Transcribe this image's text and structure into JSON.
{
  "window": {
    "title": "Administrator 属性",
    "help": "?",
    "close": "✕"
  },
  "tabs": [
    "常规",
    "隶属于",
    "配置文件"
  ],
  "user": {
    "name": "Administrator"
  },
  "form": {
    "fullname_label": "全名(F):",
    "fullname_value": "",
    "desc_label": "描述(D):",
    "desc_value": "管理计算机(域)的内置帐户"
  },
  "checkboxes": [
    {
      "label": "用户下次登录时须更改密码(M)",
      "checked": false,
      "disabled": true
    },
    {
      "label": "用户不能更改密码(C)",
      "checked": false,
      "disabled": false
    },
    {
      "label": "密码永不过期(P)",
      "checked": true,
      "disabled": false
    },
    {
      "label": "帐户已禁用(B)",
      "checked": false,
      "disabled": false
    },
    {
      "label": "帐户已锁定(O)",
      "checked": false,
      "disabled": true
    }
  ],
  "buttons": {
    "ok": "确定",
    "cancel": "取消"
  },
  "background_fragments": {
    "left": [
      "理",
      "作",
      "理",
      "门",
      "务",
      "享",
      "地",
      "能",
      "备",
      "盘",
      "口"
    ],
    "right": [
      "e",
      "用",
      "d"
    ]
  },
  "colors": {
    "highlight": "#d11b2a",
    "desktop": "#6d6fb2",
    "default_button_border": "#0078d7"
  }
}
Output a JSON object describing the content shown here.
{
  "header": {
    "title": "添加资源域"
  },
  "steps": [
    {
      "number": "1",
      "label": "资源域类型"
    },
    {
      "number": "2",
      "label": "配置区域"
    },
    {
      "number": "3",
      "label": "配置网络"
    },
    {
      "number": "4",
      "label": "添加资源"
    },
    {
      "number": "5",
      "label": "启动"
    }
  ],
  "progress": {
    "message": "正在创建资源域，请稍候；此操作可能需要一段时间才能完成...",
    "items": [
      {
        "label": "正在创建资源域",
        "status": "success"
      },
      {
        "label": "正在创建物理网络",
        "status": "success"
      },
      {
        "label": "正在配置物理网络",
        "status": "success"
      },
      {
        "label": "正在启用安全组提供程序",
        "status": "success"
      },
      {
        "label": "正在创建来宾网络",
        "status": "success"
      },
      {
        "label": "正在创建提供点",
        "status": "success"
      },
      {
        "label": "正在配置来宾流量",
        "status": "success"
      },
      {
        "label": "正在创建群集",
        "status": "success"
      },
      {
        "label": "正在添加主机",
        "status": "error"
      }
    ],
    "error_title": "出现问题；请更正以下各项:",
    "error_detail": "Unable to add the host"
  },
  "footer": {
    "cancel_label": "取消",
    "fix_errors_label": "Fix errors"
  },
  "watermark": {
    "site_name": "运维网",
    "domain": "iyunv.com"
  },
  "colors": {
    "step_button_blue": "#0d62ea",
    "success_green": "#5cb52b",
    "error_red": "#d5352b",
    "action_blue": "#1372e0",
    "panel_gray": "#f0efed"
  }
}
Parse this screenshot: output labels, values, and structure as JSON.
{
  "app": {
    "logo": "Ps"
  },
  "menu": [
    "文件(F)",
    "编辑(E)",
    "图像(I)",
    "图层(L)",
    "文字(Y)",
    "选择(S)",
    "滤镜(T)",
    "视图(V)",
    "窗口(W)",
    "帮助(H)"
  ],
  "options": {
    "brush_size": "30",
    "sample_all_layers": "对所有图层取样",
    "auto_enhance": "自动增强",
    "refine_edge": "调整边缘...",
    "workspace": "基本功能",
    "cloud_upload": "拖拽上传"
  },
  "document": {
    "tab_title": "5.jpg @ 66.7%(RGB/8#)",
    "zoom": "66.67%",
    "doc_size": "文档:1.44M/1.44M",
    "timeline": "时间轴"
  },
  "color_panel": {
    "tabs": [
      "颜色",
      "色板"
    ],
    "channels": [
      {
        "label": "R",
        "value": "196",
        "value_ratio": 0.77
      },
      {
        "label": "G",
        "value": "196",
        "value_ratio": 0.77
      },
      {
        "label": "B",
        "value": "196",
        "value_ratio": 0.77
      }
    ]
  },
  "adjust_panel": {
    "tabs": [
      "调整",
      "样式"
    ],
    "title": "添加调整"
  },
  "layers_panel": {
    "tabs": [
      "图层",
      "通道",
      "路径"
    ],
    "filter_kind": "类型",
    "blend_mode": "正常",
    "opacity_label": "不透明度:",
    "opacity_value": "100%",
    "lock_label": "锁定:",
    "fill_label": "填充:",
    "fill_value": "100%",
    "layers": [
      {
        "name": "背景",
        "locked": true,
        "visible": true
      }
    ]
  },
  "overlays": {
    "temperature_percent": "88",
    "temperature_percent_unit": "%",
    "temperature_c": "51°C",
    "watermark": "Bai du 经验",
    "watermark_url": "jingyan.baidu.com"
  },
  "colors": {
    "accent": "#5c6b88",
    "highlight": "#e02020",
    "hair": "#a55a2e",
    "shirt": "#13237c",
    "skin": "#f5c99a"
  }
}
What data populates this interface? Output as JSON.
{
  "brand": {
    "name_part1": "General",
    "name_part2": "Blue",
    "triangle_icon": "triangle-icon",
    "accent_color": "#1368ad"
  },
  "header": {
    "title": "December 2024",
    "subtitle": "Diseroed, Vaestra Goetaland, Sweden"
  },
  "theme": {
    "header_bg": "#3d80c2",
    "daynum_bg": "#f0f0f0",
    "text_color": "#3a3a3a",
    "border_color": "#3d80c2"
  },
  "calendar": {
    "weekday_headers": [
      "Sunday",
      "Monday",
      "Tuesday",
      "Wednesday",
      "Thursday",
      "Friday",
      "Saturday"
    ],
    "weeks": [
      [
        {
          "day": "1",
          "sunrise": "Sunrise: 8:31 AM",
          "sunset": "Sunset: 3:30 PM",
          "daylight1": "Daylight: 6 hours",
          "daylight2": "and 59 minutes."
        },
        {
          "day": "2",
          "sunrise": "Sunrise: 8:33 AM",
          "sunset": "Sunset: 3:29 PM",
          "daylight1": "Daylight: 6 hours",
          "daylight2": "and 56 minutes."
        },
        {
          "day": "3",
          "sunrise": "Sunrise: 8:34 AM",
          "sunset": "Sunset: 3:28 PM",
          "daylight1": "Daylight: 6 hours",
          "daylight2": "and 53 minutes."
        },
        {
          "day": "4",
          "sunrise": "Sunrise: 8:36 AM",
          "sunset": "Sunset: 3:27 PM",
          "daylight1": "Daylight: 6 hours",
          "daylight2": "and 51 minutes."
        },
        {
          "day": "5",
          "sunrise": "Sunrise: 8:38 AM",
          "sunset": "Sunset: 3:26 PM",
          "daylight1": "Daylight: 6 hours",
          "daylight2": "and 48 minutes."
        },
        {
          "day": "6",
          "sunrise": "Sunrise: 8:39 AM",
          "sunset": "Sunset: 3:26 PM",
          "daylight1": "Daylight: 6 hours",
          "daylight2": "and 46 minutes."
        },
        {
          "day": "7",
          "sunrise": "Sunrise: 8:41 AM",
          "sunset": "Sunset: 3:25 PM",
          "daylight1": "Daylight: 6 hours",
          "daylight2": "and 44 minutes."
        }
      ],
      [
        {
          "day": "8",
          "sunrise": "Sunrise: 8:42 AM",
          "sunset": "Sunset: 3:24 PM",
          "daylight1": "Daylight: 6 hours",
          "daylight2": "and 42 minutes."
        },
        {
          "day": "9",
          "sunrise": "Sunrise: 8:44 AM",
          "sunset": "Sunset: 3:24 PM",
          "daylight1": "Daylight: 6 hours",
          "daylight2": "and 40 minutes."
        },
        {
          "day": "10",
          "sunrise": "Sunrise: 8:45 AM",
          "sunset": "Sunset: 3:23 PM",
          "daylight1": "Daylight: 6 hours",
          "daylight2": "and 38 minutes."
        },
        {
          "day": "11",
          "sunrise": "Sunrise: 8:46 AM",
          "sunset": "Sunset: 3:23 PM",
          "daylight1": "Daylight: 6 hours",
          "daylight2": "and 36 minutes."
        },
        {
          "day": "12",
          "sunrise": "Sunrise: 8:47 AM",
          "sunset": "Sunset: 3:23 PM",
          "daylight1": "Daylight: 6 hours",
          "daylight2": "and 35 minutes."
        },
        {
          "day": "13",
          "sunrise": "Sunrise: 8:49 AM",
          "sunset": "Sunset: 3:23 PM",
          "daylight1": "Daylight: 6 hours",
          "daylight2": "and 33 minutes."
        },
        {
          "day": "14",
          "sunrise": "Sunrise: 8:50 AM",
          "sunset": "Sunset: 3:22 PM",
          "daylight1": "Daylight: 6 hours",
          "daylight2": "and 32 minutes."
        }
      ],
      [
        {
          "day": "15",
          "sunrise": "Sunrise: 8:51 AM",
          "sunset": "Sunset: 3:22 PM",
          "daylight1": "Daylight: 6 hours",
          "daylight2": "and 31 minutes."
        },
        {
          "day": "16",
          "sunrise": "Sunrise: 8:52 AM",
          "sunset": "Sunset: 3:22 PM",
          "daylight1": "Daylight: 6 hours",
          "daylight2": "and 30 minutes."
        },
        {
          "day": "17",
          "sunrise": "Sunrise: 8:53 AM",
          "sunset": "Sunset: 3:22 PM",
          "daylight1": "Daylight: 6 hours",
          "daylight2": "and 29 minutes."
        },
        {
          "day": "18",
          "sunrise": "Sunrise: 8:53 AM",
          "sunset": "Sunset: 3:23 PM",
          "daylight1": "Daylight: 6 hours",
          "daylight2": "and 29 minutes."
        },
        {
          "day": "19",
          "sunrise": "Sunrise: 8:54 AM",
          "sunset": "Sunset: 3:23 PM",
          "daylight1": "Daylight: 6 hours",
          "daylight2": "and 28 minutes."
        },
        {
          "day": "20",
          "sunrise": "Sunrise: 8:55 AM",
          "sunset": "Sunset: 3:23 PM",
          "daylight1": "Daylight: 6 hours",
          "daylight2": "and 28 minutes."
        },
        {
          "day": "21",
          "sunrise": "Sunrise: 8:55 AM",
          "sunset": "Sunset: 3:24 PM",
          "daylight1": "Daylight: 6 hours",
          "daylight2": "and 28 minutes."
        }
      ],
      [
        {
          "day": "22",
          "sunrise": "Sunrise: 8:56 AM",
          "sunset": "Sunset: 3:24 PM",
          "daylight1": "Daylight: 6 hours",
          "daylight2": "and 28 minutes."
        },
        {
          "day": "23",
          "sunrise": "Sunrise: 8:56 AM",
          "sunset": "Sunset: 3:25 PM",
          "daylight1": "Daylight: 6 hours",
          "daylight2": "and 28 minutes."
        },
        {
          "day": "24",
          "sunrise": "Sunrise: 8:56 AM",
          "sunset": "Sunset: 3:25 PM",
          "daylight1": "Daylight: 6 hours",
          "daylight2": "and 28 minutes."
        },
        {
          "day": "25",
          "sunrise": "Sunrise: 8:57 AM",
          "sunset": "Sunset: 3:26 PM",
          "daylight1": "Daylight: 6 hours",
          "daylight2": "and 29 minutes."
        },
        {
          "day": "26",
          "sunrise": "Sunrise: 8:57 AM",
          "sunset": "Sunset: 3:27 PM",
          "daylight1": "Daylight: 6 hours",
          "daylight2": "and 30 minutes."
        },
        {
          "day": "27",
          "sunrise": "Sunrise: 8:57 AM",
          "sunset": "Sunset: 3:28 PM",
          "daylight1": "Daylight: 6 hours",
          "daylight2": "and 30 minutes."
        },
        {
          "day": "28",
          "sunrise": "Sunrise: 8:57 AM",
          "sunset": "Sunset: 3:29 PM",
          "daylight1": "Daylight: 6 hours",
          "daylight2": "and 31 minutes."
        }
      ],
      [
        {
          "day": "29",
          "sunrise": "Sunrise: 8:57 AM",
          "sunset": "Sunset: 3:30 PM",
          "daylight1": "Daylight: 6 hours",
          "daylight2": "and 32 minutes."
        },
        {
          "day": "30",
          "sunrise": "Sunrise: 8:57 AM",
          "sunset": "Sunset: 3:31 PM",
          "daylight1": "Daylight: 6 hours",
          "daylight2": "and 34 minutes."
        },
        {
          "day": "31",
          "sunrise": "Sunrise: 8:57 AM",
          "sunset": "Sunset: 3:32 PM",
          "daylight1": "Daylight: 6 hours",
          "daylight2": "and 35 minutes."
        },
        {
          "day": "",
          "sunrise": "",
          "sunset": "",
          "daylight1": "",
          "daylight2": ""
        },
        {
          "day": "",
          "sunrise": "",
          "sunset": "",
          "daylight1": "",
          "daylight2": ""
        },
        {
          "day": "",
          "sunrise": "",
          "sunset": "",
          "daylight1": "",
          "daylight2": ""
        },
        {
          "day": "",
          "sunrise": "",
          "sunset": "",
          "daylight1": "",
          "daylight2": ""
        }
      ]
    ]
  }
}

Task details |
Copy the lines from the entries above in which the word "structure" appears.

Completed exercise |
Transcribe this image's text and structure into JSON.
Parse this screenshot: output labels, values, and structure as JSON.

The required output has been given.